Objective:
The records should be repeated word for word, pictures excluded.

[Dataset records]
^^^^
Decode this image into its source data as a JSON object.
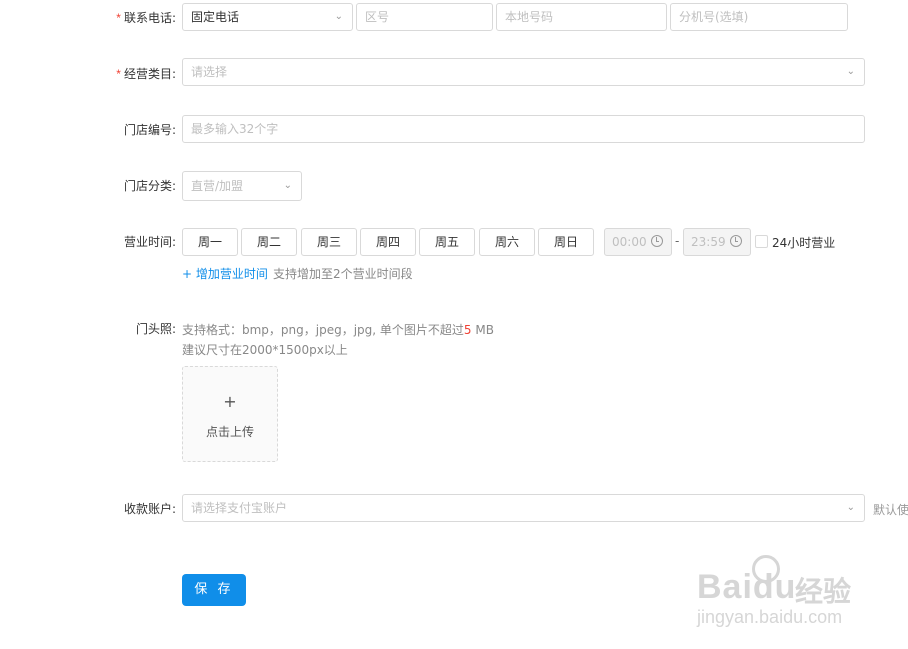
{
  "contact": {
    "label": "联系电话:",
    "required": "*",
    "type_value": "固定电话",
    "area_placeholder": "区号",
    "local_placeholder": "本地号码",
    "ext_placeholder": "分机号(选填)"
  },
  "category": {
    "label": "经营类目:",
    "required": "*",
    "placeholder": "请选择"
  },
  "store_number": {
    "label": "门店编号:",
    "placeholder": "最多输入32个字"
  },
  "store_type": {
    "label": "门店分类:",
    "placeholder": "直营/加盟"
  },
  "hours": {
    "label": "营业时间:",
    "days": [
      "周一",
      "周二",
      "周三",
      "周四",
      "周五",
      "周六",
      "周日"
    ],
    "start": "00:00",
    "dash": "-",
    "end": "23:59",
    "all_day_label": "24小时营业",
    "add_link": "+ 增加营业时间",
    "add_hint": "支持增加至2个营业时间段"
  },
  "photo": {
    "label": "门头照:",
    "format_hint_prefix": "支持格式：bmp，png，jpeg，jpg, 单个图片不超过",
    "format_hint_size": "5",
    "format_hint_suffix": " MB",
    "size_hint": "建议尺寸在2000*1500px以上",
    "upload_plus": "+",
    "upload_label": "点击上传"
  },
  "account": {
    "label": "收款账户:",
    "placeholder": "请选择支付宝账户",
    "default_text": "默认使"
  },
  "save_label": "保 存",
  "watermark": {
    "brand": "Baidu",
    "brand_cn": "经验",
    "url": "jingyan.baidu.com"
  }
}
^^^^
Response:
Decode this image into its source data as a JSON object.
{
  "contact": {
    "label": "联系电话:",
    "required": "*",
    "type_value": "固定电话",
    "area_placeholder": "区号",
    "local_placeholder": "本地号码",
    "ext_placeholder": "分机号(选填)"
  },
  "category": {
    "label": "经营类目:",
    "required": "*",
    "placeholder": "请选择"
  },
  "store_number": {
    "label": "门店编号:",
    "placeholder": "最多输入32个字"
  },
  "store_type": {
    "label": "门店分类:",
    "placeholder": "直营/加盟"
  },
  "hours": {
    "label": "营业时间:",
    "days": [
      "周一",
      "周二",
      "周三",
      "周四",
      "周五",
      "周六",
      "周日"
    ],
    "start": "00:00",
    "dash": "-",
    "end": "23:59",
    "all_day_label": "24小时营业",
    "add_link": "+ 增加营业时间",
    "add_hint": "支持增加至2个营业时间段"
  },
  "photo": {
    "label": "门头照:",
    "format_hint_prefix": "支持格式：bmp，png，jpeg，jpg, 单个图片不超过",
    "format_hint_size": "5",
    "format_hint_suffix": " MB",
    "size_hint": "建议尺寸在2000*1500px以上",
    "upload_plus": "+",
    "upload_label": "点击上传"
  },
  "account": {
    "label": "收款账户:",
    "placeholder": "请选择支付宝账户",
    "default_text": "默认使"
  },
  "save_label": "保 存",
  "watermark": {
    "brand": "Baidu",
    "brand_cn": "经验",
    "url": "jingyan.baidu.com"
  }
}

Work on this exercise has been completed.